Exercise material:
-=-=-=-=-

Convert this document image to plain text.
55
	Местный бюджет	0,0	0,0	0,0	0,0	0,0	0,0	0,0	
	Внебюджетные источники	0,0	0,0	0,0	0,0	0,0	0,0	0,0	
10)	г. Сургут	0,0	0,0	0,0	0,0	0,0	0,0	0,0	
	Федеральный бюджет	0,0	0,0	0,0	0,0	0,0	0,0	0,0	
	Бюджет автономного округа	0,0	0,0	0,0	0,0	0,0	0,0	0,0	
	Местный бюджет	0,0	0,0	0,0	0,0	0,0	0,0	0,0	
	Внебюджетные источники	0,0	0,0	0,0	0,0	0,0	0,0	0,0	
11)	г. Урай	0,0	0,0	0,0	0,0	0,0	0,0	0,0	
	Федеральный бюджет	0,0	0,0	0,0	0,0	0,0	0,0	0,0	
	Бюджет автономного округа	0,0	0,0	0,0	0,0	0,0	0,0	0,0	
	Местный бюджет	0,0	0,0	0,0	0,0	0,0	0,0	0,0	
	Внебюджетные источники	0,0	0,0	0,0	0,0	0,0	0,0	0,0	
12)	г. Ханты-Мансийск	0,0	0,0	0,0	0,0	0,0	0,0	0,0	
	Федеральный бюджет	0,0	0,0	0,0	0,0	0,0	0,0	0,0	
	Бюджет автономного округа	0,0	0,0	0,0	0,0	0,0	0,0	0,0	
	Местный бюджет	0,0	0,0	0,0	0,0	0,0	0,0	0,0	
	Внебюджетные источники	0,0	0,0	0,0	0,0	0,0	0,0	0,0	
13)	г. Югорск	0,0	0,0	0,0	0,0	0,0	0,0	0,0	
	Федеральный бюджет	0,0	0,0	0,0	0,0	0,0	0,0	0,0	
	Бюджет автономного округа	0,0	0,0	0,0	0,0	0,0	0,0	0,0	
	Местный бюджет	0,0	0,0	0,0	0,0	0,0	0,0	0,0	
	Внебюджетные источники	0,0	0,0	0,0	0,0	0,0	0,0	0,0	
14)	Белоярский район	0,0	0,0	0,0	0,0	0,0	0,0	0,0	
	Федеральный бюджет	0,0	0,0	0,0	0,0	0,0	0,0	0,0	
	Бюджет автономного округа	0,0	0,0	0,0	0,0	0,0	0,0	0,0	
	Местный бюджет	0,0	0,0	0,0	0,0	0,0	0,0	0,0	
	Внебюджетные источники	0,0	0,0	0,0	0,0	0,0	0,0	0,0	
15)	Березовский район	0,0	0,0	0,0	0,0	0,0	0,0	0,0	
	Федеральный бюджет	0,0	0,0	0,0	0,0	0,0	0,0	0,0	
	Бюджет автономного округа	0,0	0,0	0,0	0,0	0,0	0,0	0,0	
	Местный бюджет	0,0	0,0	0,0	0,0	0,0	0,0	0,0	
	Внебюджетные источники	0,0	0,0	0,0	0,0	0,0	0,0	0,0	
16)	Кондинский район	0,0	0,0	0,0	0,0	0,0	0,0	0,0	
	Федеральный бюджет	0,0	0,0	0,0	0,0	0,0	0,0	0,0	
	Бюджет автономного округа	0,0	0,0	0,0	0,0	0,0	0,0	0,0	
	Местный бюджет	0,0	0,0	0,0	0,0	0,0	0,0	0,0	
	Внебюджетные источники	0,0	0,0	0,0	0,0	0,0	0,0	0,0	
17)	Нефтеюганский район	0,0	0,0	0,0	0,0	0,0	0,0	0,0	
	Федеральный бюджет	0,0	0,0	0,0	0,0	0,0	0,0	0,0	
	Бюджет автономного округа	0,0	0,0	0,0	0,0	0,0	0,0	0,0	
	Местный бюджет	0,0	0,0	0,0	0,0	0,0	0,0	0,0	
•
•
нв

-=-=-=-=-

Request: Each record must be repeated exactly as it is.

Result of the exercise:
Convert this document image to plain text.
55
	Местный бюджет	0,0	0,0	0,0	0,0	0,0	0,0	0,0	
	Внебюджетные источники	0,0	0,0	0,0	0,0	0,0	0,0	0,0	
10)	г. Сургут	0,0	0,0	0,0	0,0	0,0	0,0	0,0	
	Федеральный бюджет	0,0	0,0	0,0	0,0	0,0	0,0	0,0	
	Бюджет автономного округа	0,0	0,0	0,0	0,0	0,0	0,0	0,0	
	Местный бюджет	0,0	0,0	0,0	0,0	0,0	0,0	0,0	
	Внебюджетные источники	0,0	0,0	0,0	0,0	0,0	0,0	0,0	
11)	г. Урай	0,0	0,0	0,0	0,0	0,0	0,0	0,0	
	Федеральный бюджет	0,0	0,0	0,0	0,0	0,0	0,0	0,0	
	Бюджет автономного округа	0,0	0,0	0,0	0,0	0,0	0,0	0,0	
	Местный бюджет	0,0	0,0	0,0	0,0	0,0	0,0	0,0	
	Внебюджетные источники	0,0	0,0	0,0	0,0	0,0	0,0	0,0	
12)	г. Ханты-Мансийск	0,0	0,0	0,0	0,0	0,0	0,0	0,0	
	Федеральный бюджет	0,0	0,0	0,0	0,0	0,0	0,0	0,0	
	Бюджет автономного округа	0,0	0,0	0,0	0,0	0,0	0,0	0,0	
	Местный бюджет	0,0	0,0	0,0	0,0	0,0	0,0	0,0	
	Внебюджетные источники	0,0	0,0	0,0	0,0	0,0	0,0	0,0	
13)	г. Югорск	0,0	0,0	0,0	0,0	0,0	0,0	0,0	
	Федеральный бюджет	0,0	0,0	0,0	0,0	0,0	0,0	0,0	
	Бюджет автономного округа	0,0	0,0	0,0	0,0	0,0	0,0	0,0	
	Местный бюджет	0,0	0,0	0,0	0,0	0,0	0,0	0,0	
	Внебюджетные источники	0,0	0,0	0,0	0,0	0,0	0,0	0,0	
14)	Белоярский район	0,0	0,0	0,0	0,0	0,0	0,0	0,0	
	Федеральный бюджет	0,0	0,0	0,0	0,0	0,0	0,0	0,0	
	Бюджет автономного округа	0,0	0,0	0,0	0,0	0,0	0,0	0,0	
	Местный бюджет	0,0	0,0	0,0	0,0	0,0	0,0	0,0	
	Внебюджетные источники	0,0	0,0	0,0	0,0	0,0	0,0	0,0	
15)	Березовский район	0,0	0,0	0,0	0,0	0,0	0,0	0,0	
	Федеральный бюджет	0,0	0,0	0,0	0,0	0,0	0,0	0,0	
	Бюджет автономного округа	0,0	0,0	0,0	0,0	0,0	0,0	0,0	
	Местный бюджет	0,0	0,0	0,0	0,0	0,0	0,0	0,0	
	Внебюджетные источники	0,0	0,0	0,0	0,0	0,0	0,0	0,0	
16)	Кондинский район	0,0	0,0	0,0	0,0	0,0	0,0	0,0	
	Федеральный бюджет	0,0	0,0	0,0	0,0	0,0	0,0	0,0	
	Бюджет автономного округа	0,0	0,0	0,0	0,0	0,0	0,0	0,0	
	Местный бюджет	0,0	0,0	0,0	0,0	0,0	0,0	0,0	
	Внебюджетные источники	0,0	0,0	0,0	0,0	0,0	0,0	0,0	
17)	Нефтеюганский район	0,0	0,0	0,0	0,0	0,0	0,0	0,0	
	Федеральный бюджет	0,0	0,0	0,0	0,0	0,0	0,0	0,0	
	Бюджет автономного округа	0,0	0,0	0,0	0,0	0,0	0,0	0,0	
	Местный бюджет	0,0	0,0	0,0	0,0	0,0	0,0	0,0	
•
•
нв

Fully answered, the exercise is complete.